begin

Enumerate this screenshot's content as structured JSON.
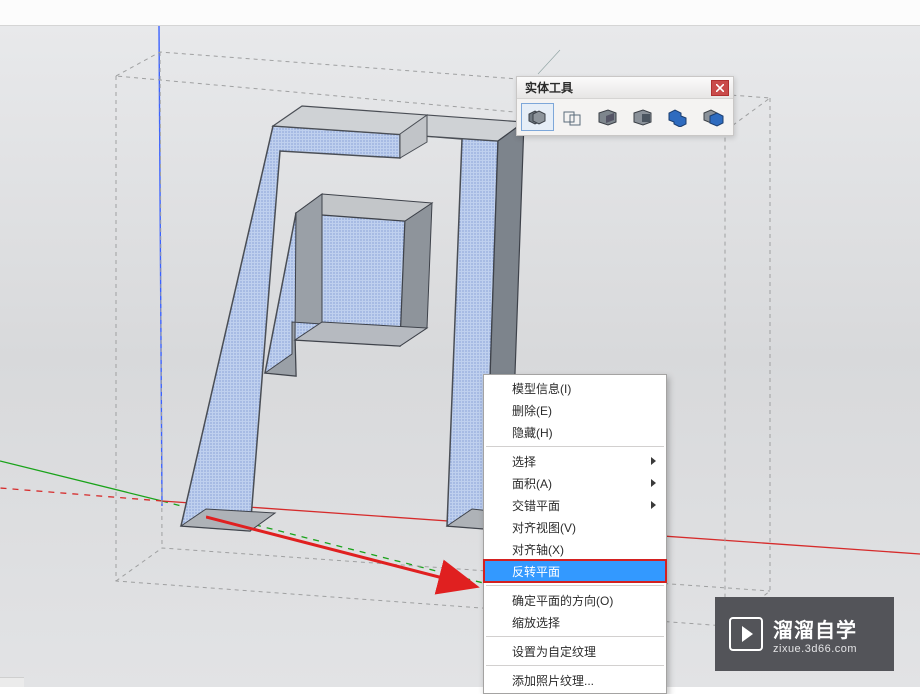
{
  "toolbar": {
    "title": "实体工具",
    "icons": [
      "solid-outer-shell",
      "solid-split",
      "solid-subtract",
      "solid-trim",
      "solid-union",
      "solid-intersect"
    ]
  },
  "context_menu": {
    "items": [
      {
        "label": "模型信息(I)",
        "sub": false
      },
      {
        "label": "删除(E)",
        "sub": false
      },
      {
        "label": "隐藏(H)",
        "sub": false
      },
      {
        "sep": true
      },
      {
        "label": "选择",
        "sub": true
      },
      {
        "label": "面积(A)",
        "sub": true
      },
      {
        "label": "交错平面",
        "sub": true
      },
      {
        "label": "对齐视图(V)",
        "sub": false
      },
      {
        "label": "对齐轴(X)",
        "sub": false
      },
      {
        "label": "反转平面",
        "sub": false,
        "highlight": true
      },
      {
        "sep": true
      },
      {
        "label": "确定平面的方向(O)",
        "sub": false
      },
      {
        "label": "缩放选择",
        "sub": false
      },
      {
        "sep": true
      },
      {
        "label": "设置为自定纹理",
        "sub": false
      },
      {
        "sep": true
      },
      {
        "label": "添加照片纹理...",
        "sub": false
      }
    ]
  },
  "watermark": {
    "brand_cn": "溜溜自学",
    "url": "zixue.3d66.com"
  }
}
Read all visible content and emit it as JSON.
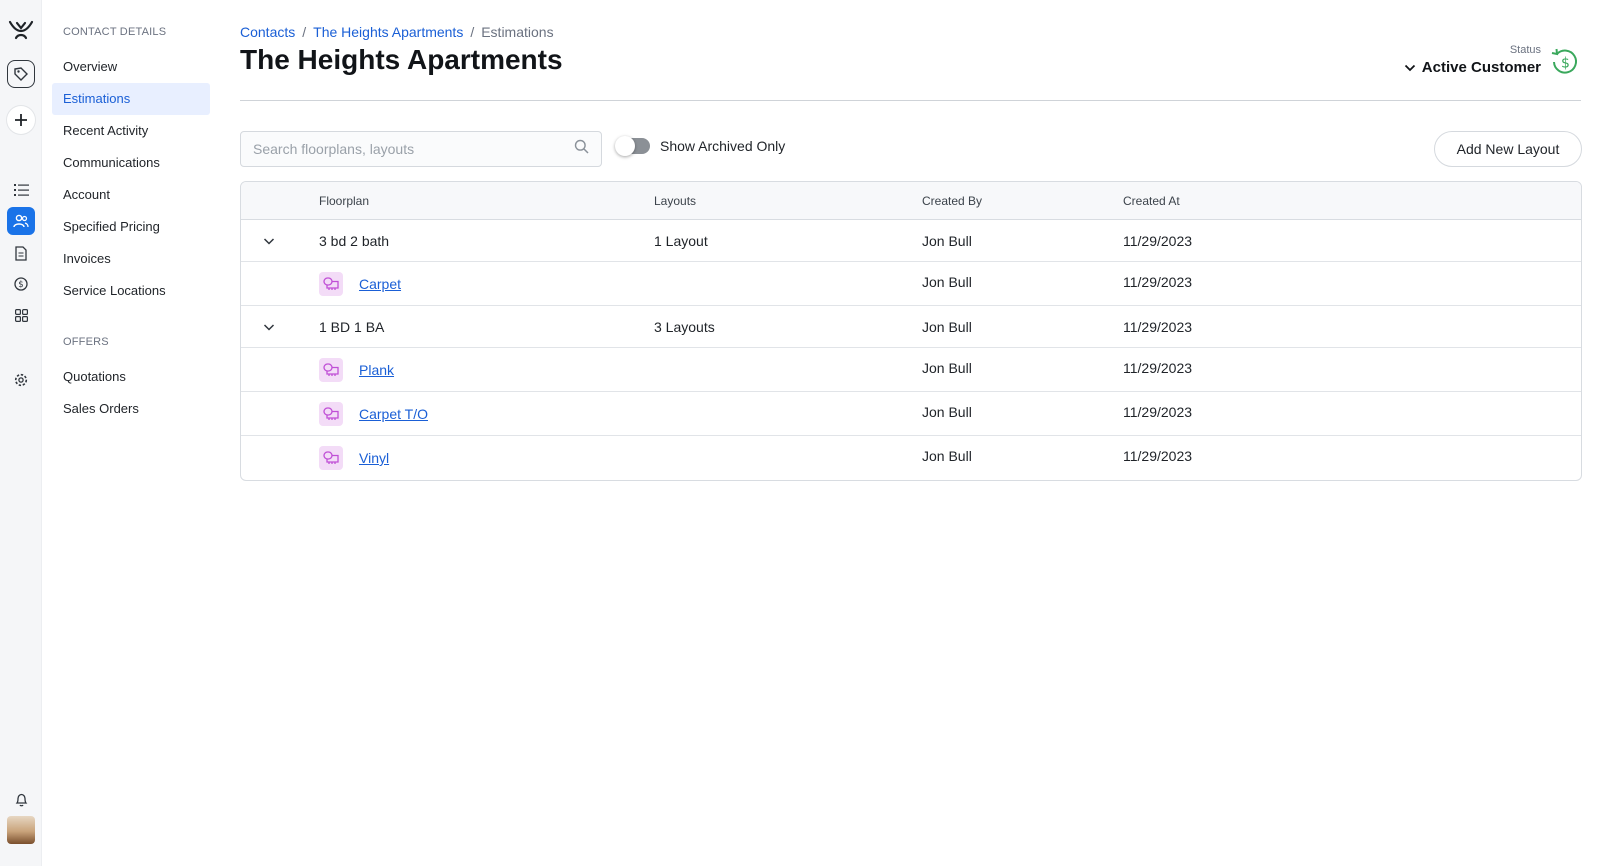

end

**Directions for this task:**
Images do not belong in the copy; reproduce all other parts of the records above verbatim.

**Exercise solution:**
Enumerate this screenshot's content as structured JSON.
{
  "toolbar": {
    "title": "实体工具",
    "icons": [
      "solid-outer-shell",
      "solid-split",
      "solid-subtract",
      "solid-trim",
      "solid-union",
      "solid-intersect"
    ]
  },
  "context_menu": {
    "items": [
      {
        "label": "模型信息(I)",
        "sub": false
      },
      {
        "label": "删除(E)",
        "sub": false
      },
      {
        "label": "隐藏(H)",
        "sub": false
      },
      {
        "sep": true
      },
      {
        "label": "选择",
        "sub": true
      },
      {
        "label": "面积(A)",
        "sub": true
      },
      {
        "label": "交错平面",
        "sub": true
      },
      {
        "label": "对齐视图(V)",
        "sub": false
      },
      {
        "label": "对齐轴(X)",
        "sub": false
      },
      {
        "label": "反转平面",
        "sub": false,
        "highlight": true
      },
      {
        "sep": true
      },
      {
        "label": "确定平面的方向(O)",
        "sub": false
      },
      {
        "label": "缩放选择",
        "sub": false
      },
      {
        "sep": true
      },
      {
        "label": "设置为自定纹理",
        "sub": false
      },
      {
        "sep": true
      },
      {
        "label": "添加照片纹理...",
        "sub": false
      }
    ]
  },
  "watermark": {
    "brand_cn": "溜溜自学",
    "url": "zixue.3d66.com"
  }
}
Read all visible content and emit it as JSON.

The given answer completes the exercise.